◆ Exercise
Exclude any images and output the remaining records exactly.

◆ Information shown
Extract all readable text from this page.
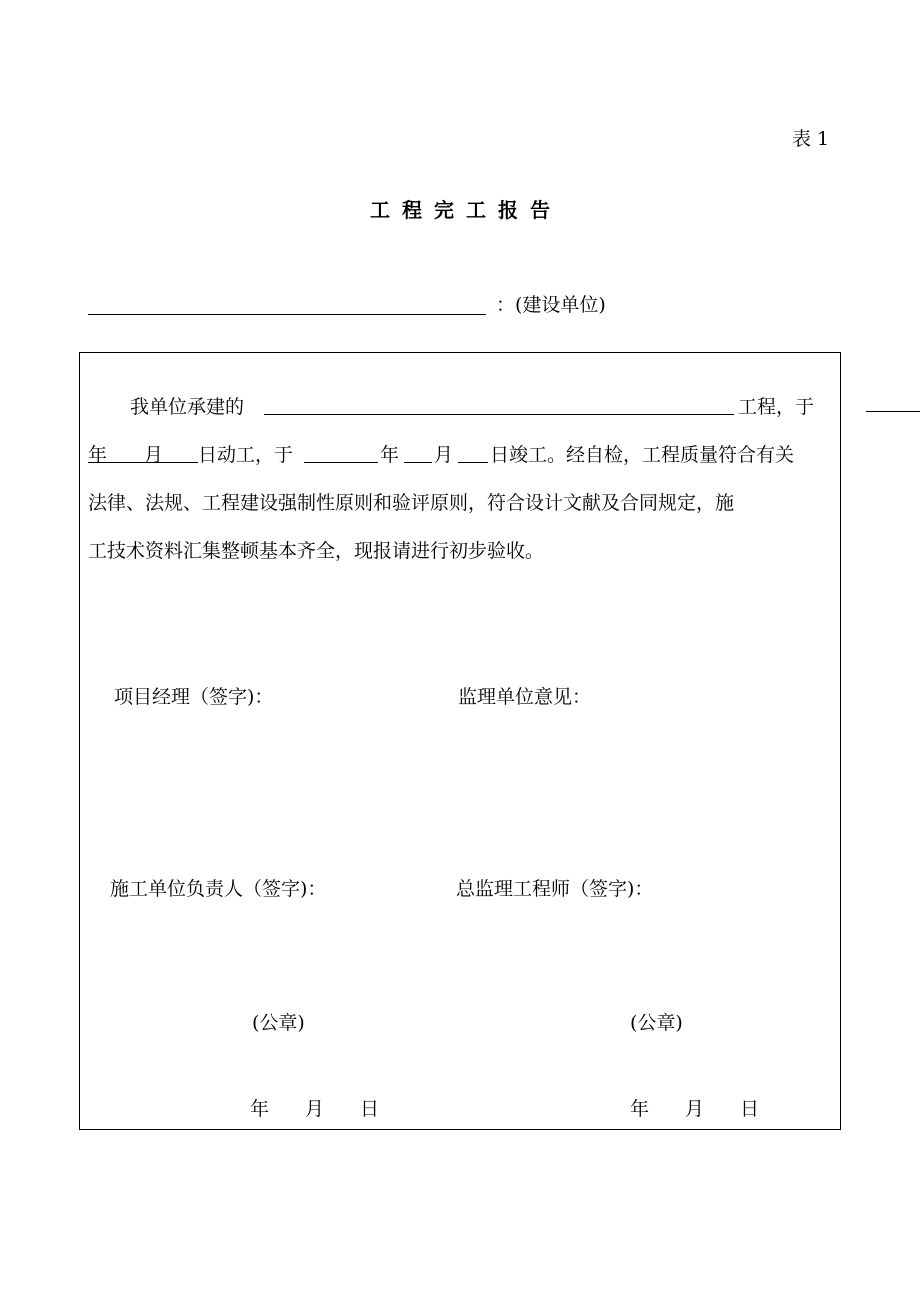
表 1
工程完工报告
：(建设单位)
我单位承建的	工程，于
年 月 日动工，于	年 月 日竣工。经自检，工程质量符合有关
法律、法规、工程建设强制性原则和验评原则，符合设计文献及合同规定，施
工技术资料汇集整顿基本齐全，现报请进行初步验收。
项目经理（签字)：	监理单位意见：
施工单位负责人（签字)：	总监理工程师（签字)：
(公章)	(公章)
年 月 日	年 月 日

◆ The solution
Extract all readable text from this page.
表 1
工程完工报告
：(建设单位)
我单位承建的	工程，于
年 月 日动工，于	年 月 日竣工。经自检，工程质量符合有关
法律、法规、工程建设强制性原则和验评原则，符合设计文献及合同规定，施
工技术资料汇集整顿基本齐全，现报请进行初步验收。
项目经理（签字)：	监理单位意见：
施工单位负责人（签字)：	总监理工程师（签字)：
(公章)	(公章)
年 月 日	年 月 日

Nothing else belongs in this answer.